*Written instruction*. Would you return the complete listing below word for word?

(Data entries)
-- Start --
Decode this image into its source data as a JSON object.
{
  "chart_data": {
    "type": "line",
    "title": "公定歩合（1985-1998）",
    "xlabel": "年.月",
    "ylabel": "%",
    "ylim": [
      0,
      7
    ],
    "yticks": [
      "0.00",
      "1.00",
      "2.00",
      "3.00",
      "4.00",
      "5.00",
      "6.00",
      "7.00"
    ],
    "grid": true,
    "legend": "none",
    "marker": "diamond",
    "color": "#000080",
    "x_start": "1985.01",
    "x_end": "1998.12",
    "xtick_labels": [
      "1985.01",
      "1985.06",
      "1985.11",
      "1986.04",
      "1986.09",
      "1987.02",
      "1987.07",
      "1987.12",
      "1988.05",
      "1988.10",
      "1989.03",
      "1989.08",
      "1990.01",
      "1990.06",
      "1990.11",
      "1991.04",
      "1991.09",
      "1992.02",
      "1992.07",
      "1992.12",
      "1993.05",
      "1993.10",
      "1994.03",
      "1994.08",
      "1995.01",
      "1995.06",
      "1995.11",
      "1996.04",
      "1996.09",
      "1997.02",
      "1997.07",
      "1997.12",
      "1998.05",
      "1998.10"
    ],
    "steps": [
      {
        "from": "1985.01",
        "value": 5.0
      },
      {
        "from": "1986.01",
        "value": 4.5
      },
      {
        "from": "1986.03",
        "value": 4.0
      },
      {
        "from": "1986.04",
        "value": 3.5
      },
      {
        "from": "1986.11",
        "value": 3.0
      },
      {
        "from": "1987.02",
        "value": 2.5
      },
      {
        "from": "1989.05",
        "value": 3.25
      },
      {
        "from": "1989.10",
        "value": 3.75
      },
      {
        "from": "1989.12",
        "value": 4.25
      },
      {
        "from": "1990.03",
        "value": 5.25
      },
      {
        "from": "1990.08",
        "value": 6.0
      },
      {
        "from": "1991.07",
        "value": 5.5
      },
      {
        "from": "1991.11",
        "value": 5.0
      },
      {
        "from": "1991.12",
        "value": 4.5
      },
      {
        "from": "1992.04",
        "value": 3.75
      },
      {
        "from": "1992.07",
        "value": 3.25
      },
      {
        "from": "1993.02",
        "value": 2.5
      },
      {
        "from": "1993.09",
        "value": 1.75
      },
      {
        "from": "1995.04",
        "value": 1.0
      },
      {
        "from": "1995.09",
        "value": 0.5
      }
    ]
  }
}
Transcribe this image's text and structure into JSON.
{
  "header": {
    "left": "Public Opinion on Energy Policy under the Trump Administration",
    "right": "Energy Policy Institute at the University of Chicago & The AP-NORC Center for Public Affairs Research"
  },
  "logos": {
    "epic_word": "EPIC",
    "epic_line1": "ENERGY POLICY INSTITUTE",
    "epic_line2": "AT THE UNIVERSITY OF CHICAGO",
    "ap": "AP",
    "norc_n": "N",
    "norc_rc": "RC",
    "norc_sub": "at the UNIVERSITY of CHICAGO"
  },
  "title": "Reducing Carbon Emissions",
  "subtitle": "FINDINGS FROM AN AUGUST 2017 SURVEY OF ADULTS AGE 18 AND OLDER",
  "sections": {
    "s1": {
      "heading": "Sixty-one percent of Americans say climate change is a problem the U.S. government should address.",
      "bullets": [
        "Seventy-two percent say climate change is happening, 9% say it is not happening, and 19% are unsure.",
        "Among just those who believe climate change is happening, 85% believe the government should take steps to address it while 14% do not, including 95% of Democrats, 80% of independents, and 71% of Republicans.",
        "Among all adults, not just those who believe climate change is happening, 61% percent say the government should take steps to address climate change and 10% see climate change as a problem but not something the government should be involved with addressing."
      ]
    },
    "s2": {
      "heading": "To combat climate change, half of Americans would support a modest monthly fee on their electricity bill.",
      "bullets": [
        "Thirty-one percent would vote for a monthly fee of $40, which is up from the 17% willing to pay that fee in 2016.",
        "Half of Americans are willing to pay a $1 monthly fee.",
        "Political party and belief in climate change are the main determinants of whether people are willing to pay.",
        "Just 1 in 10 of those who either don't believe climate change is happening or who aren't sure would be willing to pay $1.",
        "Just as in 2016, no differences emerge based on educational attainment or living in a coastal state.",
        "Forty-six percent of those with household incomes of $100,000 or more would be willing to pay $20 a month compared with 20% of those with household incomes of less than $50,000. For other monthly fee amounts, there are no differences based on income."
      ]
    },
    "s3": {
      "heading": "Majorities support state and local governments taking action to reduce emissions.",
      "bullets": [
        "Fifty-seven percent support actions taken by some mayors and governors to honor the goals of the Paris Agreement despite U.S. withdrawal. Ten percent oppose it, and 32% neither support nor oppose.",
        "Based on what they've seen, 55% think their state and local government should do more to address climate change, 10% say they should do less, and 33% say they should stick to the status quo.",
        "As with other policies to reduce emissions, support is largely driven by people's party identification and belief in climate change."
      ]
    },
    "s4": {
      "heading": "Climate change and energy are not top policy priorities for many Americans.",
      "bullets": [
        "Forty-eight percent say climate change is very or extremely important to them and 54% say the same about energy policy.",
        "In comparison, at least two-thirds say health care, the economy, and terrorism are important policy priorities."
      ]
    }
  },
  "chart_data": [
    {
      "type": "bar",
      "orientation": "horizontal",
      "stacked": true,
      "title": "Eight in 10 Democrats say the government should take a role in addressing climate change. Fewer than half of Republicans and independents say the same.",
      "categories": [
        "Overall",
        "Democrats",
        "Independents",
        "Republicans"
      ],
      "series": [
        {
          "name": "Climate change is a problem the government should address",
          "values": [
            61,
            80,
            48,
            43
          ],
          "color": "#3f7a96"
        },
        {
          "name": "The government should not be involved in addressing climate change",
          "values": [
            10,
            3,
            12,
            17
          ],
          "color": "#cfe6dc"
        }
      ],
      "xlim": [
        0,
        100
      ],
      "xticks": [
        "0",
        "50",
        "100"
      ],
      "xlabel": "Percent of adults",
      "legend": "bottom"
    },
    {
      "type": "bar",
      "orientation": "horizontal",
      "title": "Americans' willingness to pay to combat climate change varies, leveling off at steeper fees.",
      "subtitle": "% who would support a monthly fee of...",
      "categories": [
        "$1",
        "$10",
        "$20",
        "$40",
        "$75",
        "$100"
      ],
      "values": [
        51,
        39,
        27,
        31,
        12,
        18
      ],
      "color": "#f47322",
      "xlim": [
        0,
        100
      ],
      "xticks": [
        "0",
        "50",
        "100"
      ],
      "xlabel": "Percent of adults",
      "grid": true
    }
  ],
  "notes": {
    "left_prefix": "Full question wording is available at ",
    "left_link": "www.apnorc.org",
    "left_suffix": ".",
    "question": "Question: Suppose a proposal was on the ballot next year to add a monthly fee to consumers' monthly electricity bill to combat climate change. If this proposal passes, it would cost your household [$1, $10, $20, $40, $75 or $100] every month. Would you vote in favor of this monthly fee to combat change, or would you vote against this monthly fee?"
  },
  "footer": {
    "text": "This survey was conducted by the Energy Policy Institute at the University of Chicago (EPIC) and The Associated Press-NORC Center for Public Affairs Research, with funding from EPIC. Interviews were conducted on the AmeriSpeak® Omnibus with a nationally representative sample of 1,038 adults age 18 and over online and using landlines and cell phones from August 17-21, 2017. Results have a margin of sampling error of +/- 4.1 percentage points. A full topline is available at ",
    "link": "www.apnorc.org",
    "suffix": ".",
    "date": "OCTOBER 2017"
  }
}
-- End --
*Complete response*.
Decode this image into its source data as a JSON object.
{
  "chart_data": {
    "type": "line",
    "title": "公定歩合（1985-1998）",
    "xlabel": "年.月",
    "ylabel": "%",
    "ylim": [
      0,
      7
    ],
    "yticks": [
      "0.00",
      "1.00",
      "2.00",
      "3.00",
      "4.00",
      "5.00",
      "6.00",
      "7.00"
    ],
    "grid": true,
    "legend": "none",
    "marker": "diamond",
    "color": "#000080",
    "x_start": "1985.01",
    "x_end": "1998.12",
    "xtick_labels": [
      "1985.01",
      "1985.06",
      "1985.11",
      "1986.04",
      "1986.09",
      "1987.02",
      "1987.07",
      "1987.12",
      "1988.05",
      "1988.10",
      "1989.03",
      "1989.08",
      "1990.01",
      "1990.06",
      "1990.11",
      "1991.04",
      "1991.09",
      "1992.02",
      "1992.07",
      "1992.12",
      "1993.05",
      "1993.10",
      "1994.03",
      "1994.08",
      "1995.01",
      "1995.06",
      "1995.11",
      "1996.04",
      "1996.09",
      "1997.02",
      "1997.07",
      "1997.12",
      "1998.05",
      "1998.10"
    ],
    "steps": [
      {
        "from": "1985.01",
        "value": 5.0
      },
      {
        "from": "1986.01",
        "value": 4.5
      },
      {
        "from": "1986.03",
        "value": 4.0
      },
      {
        "from": "1986.04",
        "value": 3.5
      },
      {
        "from": "1986.11",
        "value": 3.0
      },
      {
        "from": "1987.02",
        "value": 2.5
      },
      {
        "from": "1989.05",
        "value": 3.25
      },
      {
        "from": "1989.10",
        "value": 3.75
      },
      {
        "from": "1989.12",
        "value": 4.25
      },
      {
        "from": "1990.03",
        "value": 5.25
      },
      {
        "from": "1990.08",
        "value": 6.0
      },
      {
        "from": "1991.07",
        "value": 5.5
      },
      {
        "from": "1991.11",
        "value": 5.0
      },
      {
        "from": "1991.12",
        "value": 4.5
      },
      {
        "from": "1992.04",
        "value": 3.75
      },
      {
        "from": "1992.07",
        "value": 3.25
      },
      {
        "from": "1993.02",
        "value": 2.5
      },
      {
        "from": "1993.09",
        "value": 1.75
      },
      {
        "from": "1995.04",
        "value": 1.0
      },
      {
        "from": "1995.09",
        "value": 0.5
      }
    ]
  }
}
Transcribe this image's text and structure into JSON.
{
  "header": {
    "left": "Public Opinion on Energy Policy under the Trump Administration",
    "right": "Energy Policy Institute at the University of Chicago & The AP-NORC Center for Public Affairs Research"
  },
  "logos": {
    "epic_word": "EPIC",
    "epic_line1": "ENERGY POLICY INSTITUTE",
    "epic_line2": "AT THE UNIVERSITY OF CHICAGO",
    "ap": "AP",
    "norc_n": "N",
    "norc_rc": "RC",
    "norc_sub": "at the UNIVERSITY of CHICAGO"
  },
  "title": "Reducing Carbon Emissions",
  "subtitle": "FINDINGS FROM AN AUGUST 2017 SURVEY OF ADULTS AGE 18 AND OLDER",
  "sections": {
    "s1": {
      "heading": "Sixty-one percent of Americans say climate change is a problem the U.S. government should address.",
      "bullets": [
        "Seventy-two percent say climate change is happening, 9% say it is not happening, and 19% are unsure.",
        "Among just those who believe climate change is happening, 85% believe the government should take steps to address it while 14% do not, including 95% of Democrats, 80% of independents, and 71% of Republicans.",
        "Among all adults, not just those who believe climate change is happening, 61% percent say the government should take steps to address climate change and 10% see climate change as a problem but not something the government should be involved with addressing."
      ]
    },
    "s2": {
      "heading": "To combat climate change, half of Americans would support a modest monthly fee on their electricity bill.",
      "bullets": [
        "Thirty-one percent would vote for a monthly fee of $40, which is up from the 17% willing to pay that fee in 2016.",
        "Half of Americans are willing to pay a $1 monthly fee.",
        "Political party and belief in climate change are the main determinants of whether people are willing to pay.",
        "Just 1 in 10 of those who either don't believe climate change is happening or who aren't sure would be willing to pay $1.",
        "Just as in 2016, no differences emerge based on educational attainment or living in a coastal state.",
        "Forty-six percent of those with household incomes of $100,000 or more would be willing to pay $20 a month compared with 20% of those with household incomes of less than $50,000. For other monthly fee amounts, there are no differences based on income."
      ]
    },
    "s3": {
      "heading": "Majorities support state and local governments taking action to reduce emissions.",
      "bullets": [
        "Fifty-seven percent support actions taken by some mayors and governors to honor the goals of the Paris Agreement despite U.S. withdrawal. Ten percent oppose it, and 32% neither support nor oppose.",
        "Based on what they've seen, 55% think their state and local government should do more to address climate change, 10% say they should do less, and 33% say they should stick to the status quo.",
        "As with other policies to reduce emissions, support is largely driven by people's party identification and belief in climate change."
      ]
    },
    "s4": {
      "heading": "Climate change and energy are not top policy priorities for many Americans.",
      "bullets": [
        "Forty-eight percent say climate change is very or extremely important to them and 54% say the same about energy policy.",
        "In comparison, at least two-thirds say health care, the economy, and terrorism are important policy priorities."
      ]
    }
  },
  "chart_data": [
    {
      "type": "bar",
      "orientation": "horizontal",
      "stacked": true,
      "title": "Eight in 10 Democrats say the government should take a role in addressing climate change. Fewer than half of Republicans and independents say the same.",
      "categories": [
        "Overall",
        "Democrats",
        "Independents",
        "Republicans"
      ],
      "series": [
        {
          "name": "Climate change is a problem the government should address",
          "values": [
            61,
            80,
            48,
            43
          ],
          "color": "#3f7a96"
        },
        {
          "name": "The government should not be involved in addressing climate change",
          "values": [
            10,
            3,
            12,
            17
          ],
          "color": "#cfe6dc"
        }
      ],
      "xlim": [
        0,
        100
      ],
      "xticks": [
        "0",
        "50",
        "100"
      ],
      "xlabel": "Percent of adults",
      "legend": "bottom"
    },
    {
      "type": "bar",
      "orientation": "horizontal",
      "title": "Americans' willingness to pay to combat climate change varies, leveling off at steeper fees.",
      "subtitle": "% who would support a monthly fee of...",
      "categories": [
        "$1",
        "$10",
        "$20",
        "$40",
        "$75",
        "$100"
      ],
      "values": [
        51,
        39,
        27,
        31,
        12,
        18
      ],
      "color": "#f47322",
      "xlim": [
        0,
        100
      ],
      "xticks": [
        "0",
        "50",
        "100"
      ],
      "xlabel": "Percent of adults",
      "grid": true
    }
  ],
  "notes": {
    "left_prefix": "Full question wording is available at ",
    "left_link": "www.apnorc.org",
    "left_suffix": ".",
    "question": "Question: Suppose a proposal was on the ballot next year to add a monthly fee to consumers' monthly electricity bill to combat climate change. If this proposal passes, it would cost your household [$1, $10, $20, $40, $75 or $100] every month. Would you vote in favor of this monthly fee to combat change, or would you vote against this monthly fee?"
  },
  "footer": {
    "text": "This survey was conducted by the Energy Policy Institute at the University of Chicago (EPIC) and The Associated Press-NORC Center for Public Affairs Research, with funding from EPIC. Interviews were conducted on the AmeriSpeak® Omnibus with a nationally representative sample of 1,038 adults age 18 and over online and using landlines and cell phones from August 17-21, 2017. Results have a margin of sampling error of +/- 4.1 percentage points. A full topline is available at ",
    "link": "www.apnorc.org",
    "suffix": ".",
    "date": "OCTOBER 2017"
  }
}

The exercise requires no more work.